• **WHAT NEEDS TO BE DONE**: Below are some entries. Copy each line that holds the string "name".

• **SOURCE DATA**:

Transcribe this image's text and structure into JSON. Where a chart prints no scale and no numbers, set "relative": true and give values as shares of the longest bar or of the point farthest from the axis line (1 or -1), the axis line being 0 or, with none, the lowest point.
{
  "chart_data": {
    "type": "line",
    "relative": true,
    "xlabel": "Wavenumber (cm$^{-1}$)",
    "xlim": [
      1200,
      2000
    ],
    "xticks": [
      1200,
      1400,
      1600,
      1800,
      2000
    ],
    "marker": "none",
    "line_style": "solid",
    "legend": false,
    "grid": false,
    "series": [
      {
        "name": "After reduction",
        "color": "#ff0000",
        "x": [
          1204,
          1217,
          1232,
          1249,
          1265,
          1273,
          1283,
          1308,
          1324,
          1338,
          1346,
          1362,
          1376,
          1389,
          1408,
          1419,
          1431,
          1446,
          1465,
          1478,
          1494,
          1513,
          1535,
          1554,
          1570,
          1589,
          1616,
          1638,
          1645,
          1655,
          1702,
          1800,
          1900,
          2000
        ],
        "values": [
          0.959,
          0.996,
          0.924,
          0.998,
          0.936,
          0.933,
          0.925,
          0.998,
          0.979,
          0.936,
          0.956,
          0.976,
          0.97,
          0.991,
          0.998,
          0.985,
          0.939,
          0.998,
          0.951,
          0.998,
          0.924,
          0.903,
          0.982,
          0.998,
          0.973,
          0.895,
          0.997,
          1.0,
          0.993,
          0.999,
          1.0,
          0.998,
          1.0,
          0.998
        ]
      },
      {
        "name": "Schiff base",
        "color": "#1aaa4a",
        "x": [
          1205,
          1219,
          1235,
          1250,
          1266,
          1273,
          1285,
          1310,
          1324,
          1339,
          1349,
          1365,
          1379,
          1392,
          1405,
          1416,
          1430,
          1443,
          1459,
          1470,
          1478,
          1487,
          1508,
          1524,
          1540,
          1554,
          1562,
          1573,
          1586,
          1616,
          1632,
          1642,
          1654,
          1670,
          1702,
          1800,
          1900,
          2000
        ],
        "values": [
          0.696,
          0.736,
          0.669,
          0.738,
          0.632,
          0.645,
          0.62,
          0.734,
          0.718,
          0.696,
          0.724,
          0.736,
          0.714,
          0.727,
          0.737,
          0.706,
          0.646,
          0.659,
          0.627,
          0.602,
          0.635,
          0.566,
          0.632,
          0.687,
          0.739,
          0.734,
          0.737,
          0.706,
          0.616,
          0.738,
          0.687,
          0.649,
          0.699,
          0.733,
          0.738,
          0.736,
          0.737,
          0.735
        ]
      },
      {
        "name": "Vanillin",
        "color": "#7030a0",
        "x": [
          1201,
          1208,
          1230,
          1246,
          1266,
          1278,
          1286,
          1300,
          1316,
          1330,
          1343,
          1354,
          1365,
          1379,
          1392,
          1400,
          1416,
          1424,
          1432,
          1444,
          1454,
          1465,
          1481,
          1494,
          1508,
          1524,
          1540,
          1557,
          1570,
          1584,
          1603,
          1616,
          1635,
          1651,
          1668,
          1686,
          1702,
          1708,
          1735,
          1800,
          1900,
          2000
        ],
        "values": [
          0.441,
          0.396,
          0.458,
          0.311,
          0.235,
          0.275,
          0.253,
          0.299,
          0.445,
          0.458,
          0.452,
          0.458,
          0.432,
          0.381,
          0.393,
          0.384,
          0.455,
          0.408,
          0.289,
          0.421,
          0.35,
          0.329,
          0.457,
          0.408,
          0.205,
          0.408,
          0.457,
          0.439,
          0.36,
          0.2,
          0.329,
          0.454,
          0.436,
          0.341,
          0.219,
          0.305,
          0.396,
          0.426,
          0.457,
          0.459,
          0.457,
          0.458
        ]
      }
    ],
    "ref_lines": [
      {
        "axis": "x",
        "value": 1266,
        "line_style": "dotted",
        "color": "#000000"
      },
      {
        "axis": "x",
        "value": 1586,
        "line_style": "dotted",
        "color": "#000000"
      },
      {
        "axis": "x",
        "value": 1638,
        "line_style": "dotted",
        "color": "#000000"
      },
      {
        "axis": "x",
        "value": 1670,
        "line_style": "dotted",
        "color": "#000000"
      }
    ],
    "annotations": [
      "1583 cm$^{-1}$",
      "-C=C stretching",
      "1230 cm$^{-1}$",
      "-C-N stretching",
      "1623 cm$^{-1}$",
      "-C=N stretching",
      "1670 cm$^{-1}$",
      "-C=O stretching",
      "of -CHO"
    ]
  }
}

• **ANSWER TO THE TASK**:
        "name": "After reduction",
        "name": "Schiff base",
        "name": "Vanillin",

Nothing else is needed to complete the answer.